# Start of RECORD LIST

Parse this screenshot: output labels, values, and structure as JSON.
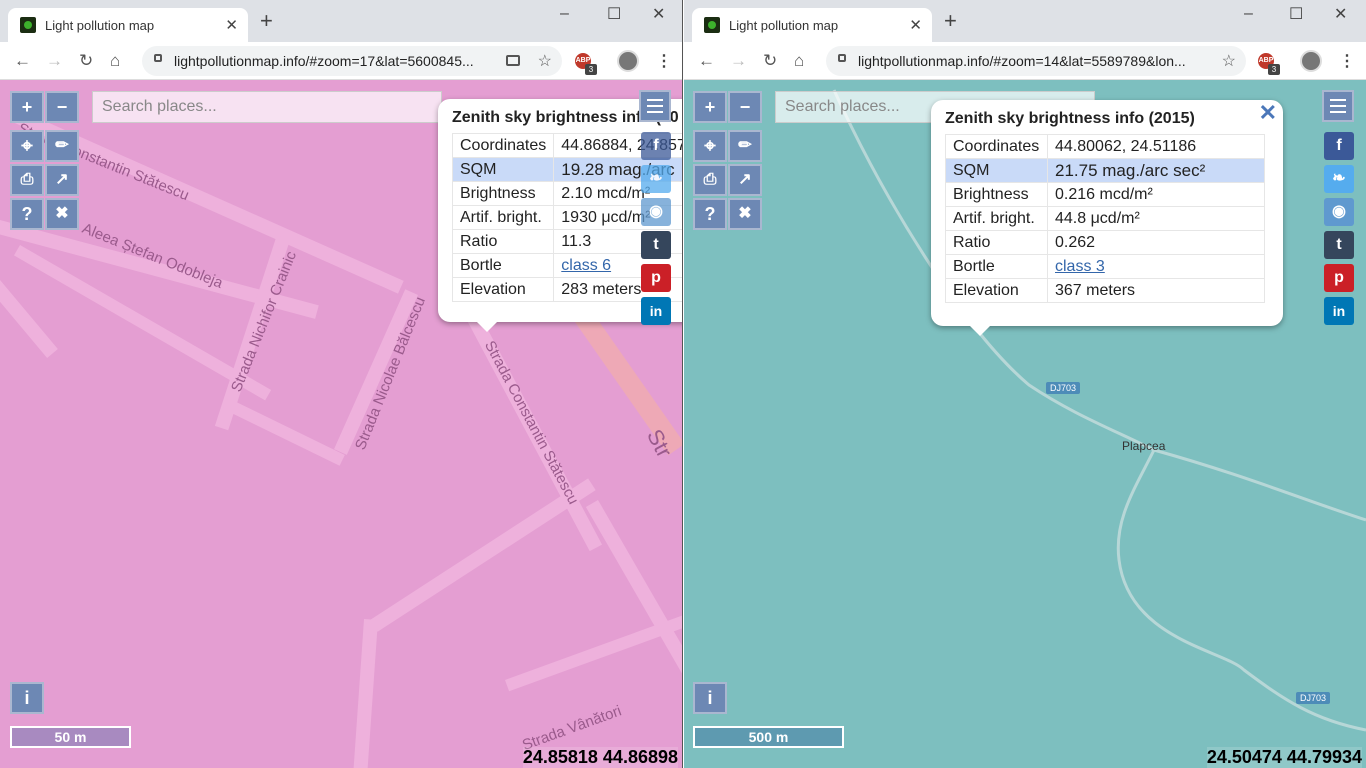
{
  "left_window": {
    "tab_title": "Light pollution map",
    "url": "lightpollutionmap.info/#zoom=17&lat=5600845...",
    "search_placeholder": "Search places...",
    "popup": {
      "title": "Zenith sky brightness info (20",
      "rows": [
        {
          "label": "Coordinates",
          "value": "44.86884, 24.857"
        },
        {
          "label": "SQM",
          "value": "19.28 mag./arc"
        },
        {
          "label": "Brightness",
          "value": "2.10 mcd/m²"
        },
        {
          "label": "Artif. bright.",
          "value": "1930 μcd/m²"
        },
        {
          "label": "Ratio",
          "value": "11.3"
        },
        {
          "label": "Bortle",
          "value": "class 6"
        },
        {
          "label": "Elevation",
          "value": "283 meters"
        }
      ]
    },
    "streets": {
      "s1": "Strada Constantin Stătescu",
      "s2": "Aleea Ștefan Odobleja",
      "s3": "Strada Nichifor Crainic",
      "s4": "Strada Nicolae Bălcescu",
      "s5": "Strada Constantin Stătescu",
      "s6": "Strada Vânători",
      "s7": "Str"
    },
    "scale": "50 m",
    "coords": "24.85818 44.86898",
    "ext_badge": "3"
  },
  "right_window": {
    "tab_title": "Light pollution map",
    "url": "lightpollutionmap.info/#zoom=14&lat=5589789&lon...",
    "search_placeholder": "Search places...",
    "popup": {
      "title": "Zenith sky brightness info (2015)",
      "close": "✕",
      "rows": [
        {
          "label": "Coordinates",
          "value": "44.80062, 24.51186"
        },
        {
          "label": "SQM",
          "value": "21.75 mag./arc sec²"
        },
        {
          "label": "Brightness",
          "value": "0.216 mcd/m²"
        },
        {
          "label": "Artif. bright.",
          "value": "44.8 μcd/m²"
        },
        {
          "label": "Ratio",
          "value": "0.262"
        },
        {
          "label": "Bortle",
          "value": "class 3"
        },
        {
          "label": "Elevation",
          "value": "367 meters"
        }
      ]
    },
    "place": "Plapcea",
    "road_shield": "DJ703",
    "scale": "500 m",
    "coords": "24.50474 44.79934",
    "ext_badge": "3"
  },
  "controls": {
    "zoom_in": "+",
    "zoom_out": "−",
    "help": "?",
    "info": "i",
    "tab_close": "✕",
    "new_tab": "+"
  },
  "colors": {
    "left_map": "#e49ed2",
    "right_map": "#7dbfbf",
    "control_bg": "#6d88b4",
    "popup_highlight": "#c9daf8",
    "facebook": "#3b5998",
    "twitter": "#55acee",
    "reddit": "#5f99cf",
    "tumblr": "#35465c",
    "pinterest": "#cb2027",
    "linkedin": "#0077b5"
  }
}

# End of RECORD LIST

GIVEN INSTRUCTION -
Copy whichever lines in the listing above contain the word "Strada".

FINAL RESULT -
      "s1": "Strada Constantin Stătescu",
      "s3": "Strada Nichifor Crainic",
      "s4": "Strada Nicolae Bălcescu",
      "s5": "Strada Constantin Stătescu",
      "s6": "Strada Vânători",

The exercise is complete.